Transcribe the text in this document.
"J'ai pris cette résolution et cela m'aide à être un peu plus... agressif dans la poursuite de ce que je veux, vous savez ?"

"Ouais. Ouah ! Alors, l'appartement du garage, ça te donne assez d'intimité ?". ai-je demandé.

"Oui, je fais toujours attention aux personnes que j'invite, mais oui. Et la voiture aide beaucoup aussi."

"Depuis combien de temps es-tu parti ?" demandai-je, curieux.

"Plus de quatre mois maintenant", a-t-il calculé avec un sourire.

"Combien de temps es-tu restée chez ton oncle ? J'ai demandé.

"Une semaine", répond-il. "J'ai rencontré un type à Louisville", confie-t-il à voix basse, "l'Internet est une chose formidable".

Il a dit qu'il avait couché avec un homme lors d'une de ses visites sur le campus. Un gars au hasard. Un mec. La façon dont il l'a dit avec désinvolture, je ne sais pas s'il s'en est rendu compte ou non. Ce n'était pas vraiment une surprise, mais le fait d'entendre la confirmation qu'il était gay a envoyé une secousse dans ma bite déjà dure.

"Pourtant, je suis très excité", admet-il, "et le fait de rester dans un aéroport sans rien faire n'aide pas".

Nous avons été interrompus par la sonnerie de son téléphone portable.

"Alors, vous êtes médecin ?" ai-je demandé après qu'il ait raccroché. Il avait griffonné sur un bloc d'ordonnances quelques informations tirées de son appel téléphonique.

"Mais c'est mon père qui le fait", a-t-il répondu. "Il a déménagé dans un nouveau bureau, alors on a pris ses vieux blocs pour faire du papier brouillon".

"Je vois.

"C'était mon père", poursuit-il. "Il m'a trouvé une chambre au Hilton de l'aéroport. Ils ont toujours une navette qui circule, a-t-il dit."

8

◆ AIM OF THE TASK ◆
Return all of the entries word for word.

◆ WRITTEN ANSWER ◆
Transcribe the text in this document.
"J'ai pris cette résolution et cela m'aide à être un peu plus... agressif dans la poursuite de ce que je veux, vous savez ?"

"Ouais. Ouah ! Alors, l'appartement du garage, ça te donne assez d'intimité ?". ai-je demandé.

"Oui, je fais toujours attention aux personnes que j'invite, mais oui. Et la voiture aide beaucoup aussi."

"Depuis combien de temps es-tu parti ?" demandai-je, curieux.

"Plus de quatre mois maintenant", a-t-il calculé avec un sourire.

"Combien de temps es-tu restée chez ton oncle ? J'ai demandé.

"Une semaine", répond-il. "J'ai rencontré un type à Louisville", confie-t-il à voix basse, "l'Internet est une chose formidable".

Il a dit qu'il avait couché avec un homme lors d'une de ses visites sur le campus. Un gars au hasard. Un mec. La façon dont il l'a dit avec désinvolture, je ne sais pas s'il s'en est rendu compte ou non. Ce n'était pas vraiment une surprise, mais le fait d'entendre la confirmation qu'il était gay a envoyé une secousse dans ma bite déjà dure.

"Pourtant, je suis très excité", admet-il, "et le fait de rester dans un aéroport sans rien faire n'aide pas".

Nous avons été interrompus par la sonnerie de son téléphone portable.

"Alors, vous êtes médecin ?" ai-je demandé après qu'il ait raccroché. Il avait griffonné sur un bloc d'ordonnances quelques informations tirées de son appel téléphonique.

"Mais c'est mon père qui le fait", a-t-il répondu. "Il a déménagé dans un nouveau bureau, alors on a pris ses vieux blocs pour faire du papier brouillon".

"Je vois.

"C'était mon père", poursuit-il. "Il m'a trouvé une chambre au Hilton de l'aéroport. Ils ont toujours une navette qui circule, a-t-il dit."

8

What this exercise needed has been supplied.